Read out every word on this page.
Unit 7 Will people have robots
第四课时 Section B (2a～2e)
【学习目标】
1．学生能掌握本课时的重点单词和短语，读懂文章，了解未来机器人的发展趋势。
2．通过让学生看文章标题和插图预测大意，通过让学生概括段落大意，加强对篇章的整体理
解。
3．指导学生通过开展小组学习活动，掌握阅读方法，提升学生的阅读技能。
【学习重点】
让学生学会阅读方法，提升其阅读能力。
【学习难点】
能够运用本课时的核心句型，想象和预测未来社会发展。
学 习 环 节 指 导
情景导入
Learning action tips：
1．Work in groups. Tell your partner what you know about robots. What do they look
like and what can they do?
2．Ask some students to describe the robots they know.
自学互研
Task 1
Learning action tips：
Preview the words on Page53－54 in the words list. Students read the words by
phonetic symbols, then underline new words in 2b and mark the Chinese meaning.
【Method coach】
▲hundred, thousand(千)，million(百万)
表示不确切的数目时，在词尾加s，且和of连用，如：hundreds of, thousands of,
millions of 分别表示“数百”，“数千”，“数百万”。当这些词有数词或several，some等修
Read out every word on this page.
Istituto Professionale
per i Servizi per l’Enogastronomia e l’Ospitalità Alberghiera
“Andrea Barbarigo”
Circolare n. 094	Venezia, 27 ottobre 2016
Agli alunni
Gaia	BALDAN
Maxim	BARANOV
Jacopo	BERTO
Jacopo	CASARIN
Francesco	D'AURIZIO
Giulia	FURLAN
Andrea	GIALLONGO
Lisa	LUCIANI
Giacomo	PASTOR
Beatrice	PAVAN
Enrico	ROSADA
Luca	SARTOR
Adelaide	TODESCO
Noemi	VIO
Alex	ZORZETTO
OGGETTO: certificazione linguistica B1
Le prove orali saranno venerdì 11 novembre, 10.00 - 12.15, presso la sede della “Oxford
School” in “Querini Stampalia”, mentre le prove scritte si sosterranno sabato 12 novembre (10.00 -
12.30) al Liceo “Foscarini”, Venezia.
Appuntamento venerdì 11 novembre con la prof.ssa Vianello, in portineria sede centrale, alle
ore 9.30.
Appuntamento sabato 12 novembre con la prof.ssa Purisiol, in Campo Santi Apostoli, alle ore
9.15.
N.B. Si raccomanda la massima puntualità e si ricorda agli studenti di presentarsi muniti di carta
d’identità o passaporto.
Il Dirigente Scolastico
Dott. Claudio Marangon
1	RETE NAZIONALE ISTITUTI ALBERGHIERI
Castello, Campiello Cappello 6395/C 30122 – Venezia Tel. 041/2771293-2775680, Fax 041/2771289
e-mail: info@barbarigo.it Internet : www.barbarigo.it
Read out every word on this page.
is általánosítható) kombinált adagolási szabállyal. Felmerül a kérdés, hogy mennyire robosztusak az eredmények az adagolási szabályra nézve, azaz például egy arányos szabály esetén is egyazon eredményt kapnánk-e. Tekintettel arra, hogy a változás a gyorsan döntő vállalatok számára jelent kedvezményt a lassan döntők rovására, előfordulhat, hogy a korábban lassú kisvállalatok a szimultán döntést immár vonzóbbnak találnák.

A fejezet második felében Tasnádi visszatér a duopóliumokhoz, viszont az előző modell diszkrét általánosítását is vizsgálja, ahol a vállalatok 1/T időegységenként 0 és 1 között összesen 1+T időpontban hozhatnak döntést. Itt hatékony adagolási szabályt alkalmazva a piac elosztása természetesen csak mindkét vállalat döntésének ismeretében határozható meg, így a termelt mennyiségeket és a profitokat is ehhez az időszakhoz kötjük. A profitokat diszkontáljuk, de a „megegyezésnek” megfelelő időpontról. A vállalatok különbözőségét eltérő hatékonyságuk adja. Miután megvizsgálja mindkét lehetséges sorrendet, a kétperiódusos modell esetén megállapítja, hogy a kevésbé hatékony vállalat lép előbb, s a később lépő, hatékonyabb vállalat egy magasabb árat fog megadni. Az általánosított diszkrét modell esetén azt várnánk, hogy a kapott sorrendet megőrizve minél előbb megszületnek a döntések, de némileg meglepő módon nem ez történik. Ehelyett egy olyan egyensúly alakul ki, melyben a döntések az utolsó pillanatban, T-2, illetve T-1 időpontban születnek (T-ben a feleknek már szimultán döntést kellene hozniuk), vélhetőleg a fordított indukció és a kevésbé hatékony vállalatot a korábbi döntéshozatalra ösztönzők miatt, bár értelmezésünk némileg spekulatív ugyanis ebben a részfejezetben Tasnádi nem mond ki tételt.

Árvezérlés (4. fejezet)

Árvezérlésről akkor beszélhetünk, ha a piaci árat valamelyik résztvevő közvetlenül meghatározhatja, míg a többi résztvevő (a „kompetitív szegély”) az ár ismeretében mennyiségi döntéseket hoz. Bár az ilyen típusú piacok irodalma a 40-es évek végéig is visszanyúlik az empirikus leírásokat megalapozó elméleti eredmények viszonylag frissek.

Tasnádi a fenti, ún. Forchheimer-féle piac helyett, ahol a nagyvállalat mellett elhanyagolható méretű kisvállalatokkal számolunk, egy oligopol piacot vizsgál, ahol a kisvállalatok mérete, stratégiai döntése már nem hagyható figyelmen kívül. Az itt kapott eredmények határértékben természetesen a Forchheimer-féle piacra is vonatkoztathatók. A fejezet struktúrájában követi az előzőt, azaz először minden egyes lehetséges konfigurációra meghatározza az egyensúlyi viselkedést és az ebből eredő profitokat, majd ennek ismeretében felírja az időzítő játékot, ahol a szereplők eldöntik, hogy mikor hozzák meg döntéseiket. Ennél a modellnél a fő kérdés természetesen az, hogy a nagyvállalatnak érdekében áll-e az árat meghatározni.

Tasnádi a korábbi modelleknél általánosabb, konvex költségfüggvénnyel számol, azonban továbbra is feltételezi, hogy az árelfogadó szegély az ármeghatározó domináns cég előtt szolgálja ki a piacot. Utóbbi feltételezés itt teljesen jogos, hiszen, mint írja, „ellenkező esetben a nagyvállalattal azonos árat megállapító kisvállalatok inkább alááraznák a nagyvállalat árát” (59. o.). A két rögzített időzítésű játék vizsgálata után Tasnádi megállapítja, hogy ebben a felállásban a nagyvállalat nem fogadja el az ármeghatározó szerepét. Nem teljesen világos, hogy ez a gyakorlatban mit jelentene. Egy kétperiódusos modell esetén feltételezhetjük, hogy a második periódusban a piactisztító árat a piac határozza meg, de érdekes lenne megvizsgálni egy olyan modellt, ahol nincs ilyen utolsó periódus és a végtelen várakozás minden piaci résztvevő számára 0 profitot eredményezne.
━━━━━━━━━━━━━━━━━━━━━━━━━━━━━━
Every entry should be printed again exactly as written.

Read out every word on this page.
Unit 7 Will people have robots
第四课时 Section B (2a～2e)
【学习目标】
1．学生能掌握本课时的重点单词和短语，读懂文章，了解未来机器人的发展趋势。
2．通过让学生看文章标题和插图预测大意，通过让学生概括段落大意，加强对篇章的整体理
解。
3．指导学生通过开展小组学习活动，掌握阅读方法，提升学生的阅读技能。
【学习重点】
让学生学会阅读方法，提升其阅读能力。
【学习难点】
能够运用本课时的核心句型，想象和预测未来社会发展。
学 习 环 节 指 导
情景导入
Learning action tips：
1．Work in groups. Tell your partner what you know about robots. What do they look
like and what can they do?
2．Ask some students to describe the robots they know.
自学互研
Task 1
Learning action tips：
Preview the words on Page53－54 in the words list. Students read the words by
phonetic symbols, then underline new words in 2b and mark the Chinese meaning.
【Method coach】
▲hundred, thousand(千)，million(百万)
表示不确切的数目时，在词尾加s，且和of连用，如：hundreds of, thousands of,
millions of 分别表示“数百”，“数千”，“数百万”。当这些词有数词或several，some等修
Read out every word on this page.
Istituto Professionale
per i Servizi per l’Enogastronomia e l’Ospitalità Alberghiera
“Andrea Barbarigo”
Circolare n. 094	Venezia, 27 ottobre 2016
Agli alunni
Gaia	BALDAN
Maxim	BARANOV
Jacopo	BERTO
Jacopo	CASARIN
Francesco	D'AURIZIO
Giulia	FURLAN
Andrea	GIALLONGO
Lisa	LUCIANI
Giacomo	PASTOR
Beatrice	PAVAN
Enrico	ROSADA
Luca	SARTOR
Adelaide	TODESCO
Noemi	VIO
Alex	ZORZETTO
OGGETTO: certificazione linguistica B1
Le prove orali saranno venerdì 11 novembre, 10.00 - 12.15, presso la sede della “Oxford
School” in “Querini Stampalia”, mentre le prove scritte si sosterranno sabato 12 novembre (10.00 -
12.30) al Liceo “Foscarini”, Venezia.
Appuntamento venerdì 11 novembre con la prof.ssa Vianello, in portineria sede centrale, alle
ore 9.30.
Appuntamento sabato 12 novembre con la prof.ssa Purisiol, in Campo Santi Apostoli, alle ore
9.15.
N.B. Si raccomanda la massima puntualità e si ricorda agli studenti di presentarsi muniti di carta
d’identità o passaporto.
Il Dirigente Scolastico
Dott. Claudio Marangon
1	RETE NAZIONALE ISTITUTI ALBERGHIERI
Castello, Campiello Cappello 6395/C 30122 – Venezia Tel. 041/2771293-2775680, Fax 041/2771289
e-mail: info@barbarigo.it Internet : www.barbarigo.it
Read out every word on this page.
is általánosítható) kombinált adagolási szabállyal. Felmerül a kérdés, hogy mennyire robosztusak az eredmények az adagolási szabályra nézve, azaz például egy arányos szabály esetén is egyazon eredményt kapnánk-e. Tekintettel arra, hogy a változás a gyorsan döntő vállalatok számára jelent kedvezményt a lassan döntők rovására, előfordulhat, hogy a korábban lassú kisvállalatok a szimultán döntést immár vonzóbbnak találnák.

A fejezet második felében Tasnádi visszatér a duopóliumokhoz, viszont az előző modell diszkrét általánosítását is vizsgálja, ahol a vállalatok 1/T időegységenként 0 és 1 között összesen 1+T időpontban hozhatnak döntést. Itt hatékony adagolási szabályt alkalmazva a piac elosztása természetesen csak mindkét vállalat döntésének ismeretében határozható meg, így a termelt mennyiségeket és a profitokat is ehhez az időszakhoz kötjük. A profitokat diszkontáljuk, de a „megegyezésnek” megfelelő időpontról. A vállalatok különbözőségét eltérő hatékonyságuk adja. Miután megvizsgálja mindkét lehetséges sorrendet, a kétperiódusos modell esetén megállapítja, hogy a kevésbé hatékony vállalat lép előbb, s a később lépő, hatékonyabb vállalat egy magasabb árat fog megadni. Az általánosított diszkrét modell esetén azt várnánk, hogy a kapott sorrendet megőrizve minél előbb megszületnek a döntések, de némileg meglepő módon nem ez történik. Ehelyett egy olyan egyensúly alakul ki, melyben a döntések az utolsó pillanatban, T-2, illetve T-1 időpontban születnek (T-ben a feleknek már szimultán döntést kellene hozniuk), vélhetőleg a fordított indukció és a kevésbé hatékony vállalatot a korábbi döntéshozatalra ösztönzők miatt, bár értelmezésünk némileg spekulatív ugyanis ebben a részfejezetben Tasnádi nem mond ki tételt.

Árvezérlés (4. fejezet)

Árvezérlésről akkor beszélhetünk, ha a piaci árat valamelyik résztvevő közvetlenül meghatározhatja, míg a többi résztvevő (a „kompetitív szegély”) az ár ismeretében mennyiségi döntéseket hoz. Bár az ilyen típusú piacok irodalma a 40-es évek végéig is visszanyúlik az empirikus leírásokat megalapozó elméleti eredmények viszonylag frissek.

Tasnádi a fenti, ún. Forchheimer-féle piac helyett, ahol a nagyvállalat mellett elhanyagolható méretű kisvállalatokkal számolunk, egy oligopol piacot vizsgál, ahol a kisvállalatok mérete, stratégiai döntése már nem hagyható figyelmen kívül. Az itt kapott eredmények határértékben természetesen a Forchheimer-féle piacra is vonatkoztathatók. A fejezet struktúrájában követi az előzőt, azaz először minden egyes lehetséges konfigurációra meghatározza az egyensúlyi viselkedést és az ebből eredő profitokat, majd ennek ismeretében felírja az időzítő játékot, ahol a szereplők eldöntik, hogy mikor hozzák meg döntéseiket. Ennél a modellnél a fő kérdés természetesen az, hogy a nagyvállalatnak érdekében áll-e az árat meghatározni.

Tasnádi a korábbi modelleknél általánosabb, konvex költségfüggvénnyel számol, azonban továbbra is feltételezi, hogy az árelfogadó szegély az ármeghatározó domináns cég előtt szolgálja ki a piacot. Utóbbi feltételezés itt teljesen jogos, hiszen, mint írja, „ellenkező esetben a nagyvállalattal azonos árat megállapító kisvállalatok inkább alááraznák a nagyvállalat árát” (59. o.). A két rögzített időzítésű játék vizsgálata után Tasnádi megállapítja, hogy ebben a felállásban a nagyvállalat nem fogadja el az ármeghatározó szerepét. Nem teljesen világos, hogy ez a gyakorlatban mit jelentene. Egy kétperiódusos modell esetén feltételezhetjük, hogy a második periódusban a piactisztító árat a piac határozza meg, de érdekes lenne megvizsgálni egy olyan modellt, ahol nincs ilyen utolsó periódus és a végtelen várakozás minden piaci résztvevő számára 0 profitot eredményezne.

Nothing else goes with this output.